What needs to be done: Each record below should be repeated precisely as written.

Input for this task:
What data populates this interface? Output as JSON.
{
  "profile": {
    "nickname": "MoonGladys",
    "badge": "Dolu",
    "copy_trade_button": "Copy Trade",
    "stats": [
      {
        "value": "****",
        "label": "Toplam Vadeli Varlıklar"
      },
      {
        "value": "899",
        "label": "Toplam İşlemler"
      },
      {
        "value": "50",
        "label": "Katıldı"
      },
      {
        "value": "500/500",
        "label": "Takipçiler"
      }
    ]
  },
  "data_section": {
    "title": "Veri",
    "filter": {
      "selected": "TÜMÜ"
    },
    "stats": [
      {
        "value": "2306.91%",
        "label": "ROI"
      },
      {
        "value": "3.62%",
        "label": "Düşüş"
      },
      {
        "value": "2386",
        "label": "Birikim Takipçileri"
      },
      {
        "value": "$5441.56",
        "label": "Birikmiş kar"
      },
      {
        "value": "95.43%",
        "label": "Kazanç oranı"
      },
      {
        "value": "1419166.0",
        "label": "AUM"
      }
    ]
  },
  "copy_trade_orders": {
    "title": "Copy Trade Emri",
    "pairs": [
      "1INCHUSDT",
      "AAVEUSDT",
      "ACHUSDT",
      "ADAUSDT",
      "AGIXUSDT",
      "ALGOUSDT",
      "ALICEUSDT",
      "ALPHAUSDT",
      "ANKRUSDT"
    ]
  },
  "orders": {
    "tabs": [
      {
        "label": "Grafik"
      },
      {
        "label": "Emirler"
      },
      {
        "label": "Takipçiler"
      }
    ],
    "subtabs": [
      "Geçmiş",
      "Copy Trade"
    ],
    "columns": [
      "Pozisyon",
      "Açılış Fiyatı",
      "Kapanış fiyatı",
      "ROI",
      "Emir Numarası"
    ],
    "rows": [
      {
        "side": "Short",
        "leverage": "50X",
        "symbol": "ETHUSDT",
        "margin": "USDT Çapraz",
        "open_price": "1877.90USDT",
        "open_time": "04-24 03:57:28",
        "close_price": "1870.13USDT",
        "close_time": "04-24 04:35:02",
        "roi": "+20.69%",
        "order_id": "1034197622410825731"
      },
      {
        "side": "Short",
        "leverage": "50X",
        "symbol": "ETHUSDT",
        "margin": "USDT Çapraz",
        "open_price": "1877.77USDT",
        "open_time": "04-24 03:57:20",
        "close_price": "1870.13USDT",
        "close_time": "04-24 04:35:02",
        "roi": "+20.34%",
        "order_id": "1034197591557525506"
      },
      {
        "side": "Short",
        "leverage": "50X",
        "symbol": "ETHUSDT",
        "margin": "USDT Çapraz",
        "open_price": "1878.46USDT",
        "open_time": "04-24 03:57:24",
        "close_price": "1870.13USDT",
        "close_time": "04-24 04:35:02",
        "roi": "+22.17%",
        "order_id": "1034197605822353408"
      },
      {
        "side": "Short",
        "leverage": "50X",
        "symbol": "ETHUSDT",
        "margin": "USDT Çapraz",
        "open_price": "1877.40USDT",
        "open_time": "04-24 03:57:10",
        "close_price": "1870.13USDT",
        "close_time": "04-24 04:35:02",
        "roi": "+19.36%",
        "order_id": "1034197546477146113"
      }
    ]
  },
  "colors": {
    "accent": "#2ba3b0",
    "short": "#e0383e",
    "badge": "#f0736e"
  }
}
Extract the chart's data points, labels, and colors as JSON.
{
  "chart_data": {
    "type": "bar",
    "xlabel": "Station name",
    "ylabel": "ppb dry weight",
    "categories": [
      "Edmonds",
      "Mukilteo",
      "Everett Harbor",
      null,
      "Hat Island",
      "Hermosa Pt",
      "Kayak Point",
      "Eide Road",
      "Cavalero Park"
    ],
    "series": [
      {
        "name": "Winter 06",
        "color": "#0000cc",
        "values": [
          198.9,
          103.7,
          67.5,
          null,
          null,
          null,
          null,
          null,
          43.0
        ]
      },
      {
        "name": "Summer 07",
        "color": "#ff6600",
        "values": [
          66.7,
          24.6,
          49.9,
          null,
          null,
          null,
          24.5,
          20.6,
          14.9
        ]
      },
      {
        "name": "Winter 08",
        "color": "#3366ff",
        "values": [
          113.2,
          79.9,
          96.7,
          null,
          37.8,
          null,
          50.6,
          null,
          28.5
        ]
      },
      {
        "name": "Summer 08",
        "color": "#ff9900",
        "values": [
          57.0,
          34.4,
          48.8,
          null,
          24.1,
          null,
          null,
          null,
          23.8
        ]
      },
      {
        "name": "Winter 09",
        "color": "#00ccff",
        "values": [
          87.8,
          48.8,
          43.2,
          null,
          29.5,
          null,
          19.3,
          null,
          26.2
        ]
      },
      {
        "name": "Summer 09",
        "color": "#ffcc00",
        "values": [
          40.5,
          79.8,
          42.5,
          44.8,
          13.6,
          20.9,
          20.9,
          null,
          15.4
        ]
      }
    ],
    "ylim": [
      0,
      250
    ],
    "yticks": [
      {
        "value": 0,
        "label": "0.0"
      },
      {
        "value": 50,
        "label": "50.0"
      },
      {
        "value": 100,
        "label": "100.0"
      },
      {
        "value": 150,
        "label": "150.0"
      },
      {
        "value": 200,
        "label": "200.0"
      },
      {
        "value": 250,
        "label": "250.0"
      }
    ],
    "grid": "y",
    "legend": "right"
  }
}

Reply:
What data populates this interface? Output as JSON.
{
  "profile": {
    "nickname": "MoonGladys",
    "badge": "Dolu",
    "copy_trade_button": "Copy Trade",
    "stats": [
      {
        "value": "****",
        "label": "Toplam Vadeli Varlıklar"
      },
      {
        "value": "899",
        "label": "Toplam İşlemler"
      },
      {
        "value": "50",
        "label": "Katıldı"
      },
      {
        "value": "500/500",
        "label": "Takipçiler"
      }
    ]
  },
  "data_section": {
    "title": "Veri",
    "filter": {
      "selected": "TÜMÜ"
    },
    "stats": [
      {
        "value": "2306.91%",
        "label": "ROI"
      },
      {
        "value": "3.62%",
        "label": "Düşüş"
      },
      {
        "value": "2386",
        "label": "Birikim Takipçileri"
      },
      {
        "value": "$5441.56",
        "label": "Birikmiş kar"
      },
      {
        "value": "95.43%",
        "label": "Kazanç oranı"
      },
      {
        "value": "1419166.0",
        "label": "AUM"
      }
    ]
  },
  "copy_trade_orders": {
    "title": "Copy Trade Emri",
    "pairs": [
      "1INCHUSDT",
      "AAVEUSDT",
      "ACHUSDT",
      "ADAUSDT",
      "AGIXUSDT",
      "ALGOUSDT",
      "ALICEUSDT",
      "ALPHAUSDT",
      "ANKRUSDT"
    ]
  },
  "orders": {
    "tabs": [
      {
        "label": "Grafik"
      },
      {
        "label": "Emirler"
      },
      {
        "label": "Takipçiler"
      }
    ],
    "subtabs": [
      "Geçmiş",
      "Copy Trade"
    ],
    "columns": [
      "Pozisyon",
      "Açılış Fiyatı",
      "Kapanış fiyatı",
      "ROI",
      "Emir Numarası"
    ],
    "rows": [
      {
        "side": "Short",
        "leverage": "50X",
        "symbol": "ETHUSDT",
        "margin": "USDT Çapraz",
        "open_price": "1877.90USDT",
        "open_time": "04-24 03:57:28",
        "close_price": "1870.13USDT",
        "close_time": "04-24 04:35:02",
        "roi": "+20.69%",
        "order_id": "1034197622410825731"
      },
      {
        "side": "Short",
        "leverage": "50X",
        "symbol": "ETHUSDT",
        "margin": "USDT Çapraz",
        "open_price": "1877.77USDT",
        "open_time": "04-24 03:57:20",
        "close_price": "1870.13USDT",
        "close_time": "04-24 04:35:02",
        "roi": "+20.34%",
        "order_id": "1034197591557525506"
      },
      {
        "side": "Short",
        "leverage": "50X",
        "symbol": "ETHUSDT",
        "margin": "USDT Çapraz",
        "open_price": "1878.46USDT",
        "open_time": "04-24 03:57:24",
        "close_price": "1870.13USDT",
        "close_time": "04-24 04:35:02",
        "roi": "+22.17%",
        "order_id": "1034197605822353408"
      },
      {
        "side": "Short",
        "leverage": "50X",
        "symbol": "ETHUSDT",
        "margin": "USDT Çapraz",
        "open_price": "1877.40USDT",
        "open_time": "04-24 03:57:10",
        "close_price": "1870.13USDT",
        "close_time": "04-24 04:35:02",
        "roi": "+19.36%",
        "order_id": "1034197546477146113"
      }
    ]
  },
  "colors": {
    "accent": "#2ba3b0",
    "short": "#e0383e",
    "badge": "#f0736e"
  }
}
Extract the chart's data points, labels, and colors as JSON.
{
  "chart_data": {
    "type": "bar",
    "xlabel": "Station name",
    "ylabel": "ppb dry weight",
    "categories": [
      "Edmonds",
      "Mukilteo",
      "Everett Harbor",
      null,
      "Hat Island",
      "Hermosa Pt",
      "Kayak Point",
      "Eide Road",
      "Cavalero Park"
    ],
    "series": [
      {
        "name": "Winter 06",
        "color": "#0000cc",
        "values": [
          198.9,
          103.7,
          67.5,
          null,
          null,
          null,
          null,
          null,
          43.0
        ]
      },
      {
        "name": "Summer 07",
        "color": "#ff6600",
        "values": [
          66.7,
          24.6,
          49.9,
          null,
          null,
          null,
          24.5,
          20.6,
          14.9
        ]
      },
      {
        "name": "Winter 08",
        "color": "#3366ff",
        "values": [
          113.2,
          79.9,
          96.7,
          null,
          37.8,
          null,
          50.6,
          null,
          28.5
        ]
      },
      {
        "name": "Summer 08",
        "color": "#ff9900",
        "values": [
          57.0,
          34.4,
          48.8,
          null,
          24.1,
          null,
          null,
          null,
          23.8
        ]
      },
      {
        "name": "Winter 09",
        "color": "#00ccff",
        "values": [
          87.8,
          48.8,
          43.2,
          null,
          29.5,
          null,
          19.3,
          null,
          26.2
        ]
      },
      {
        "name": "Summer 09",
        "color": "#ffcc00",
        "values": [
          40.5,
          79.8,
          42.5,
          44.8,
          13.6,
          20.9,
          20.9,
          null,
          15.4
        ]
      }
    ],
    "ylim": [
      0,
      250
    ],
    "yticks": [
      {
        "value": 0,
        "label": "0.0"
      },
      {
        "value": 50,
        "label": "50.0"
      },
      {
        "value": 100,
        "label": "100.0"
      },
      {
        "value": 150,
        "label": "150.0"
      },
      {
        "value": 200,
        "label": "200.0"
      },
      {
        "value": 250,
        "label": "250.0"
      }
    ],
    "grid": "y",
    "legend": "right"
  }
}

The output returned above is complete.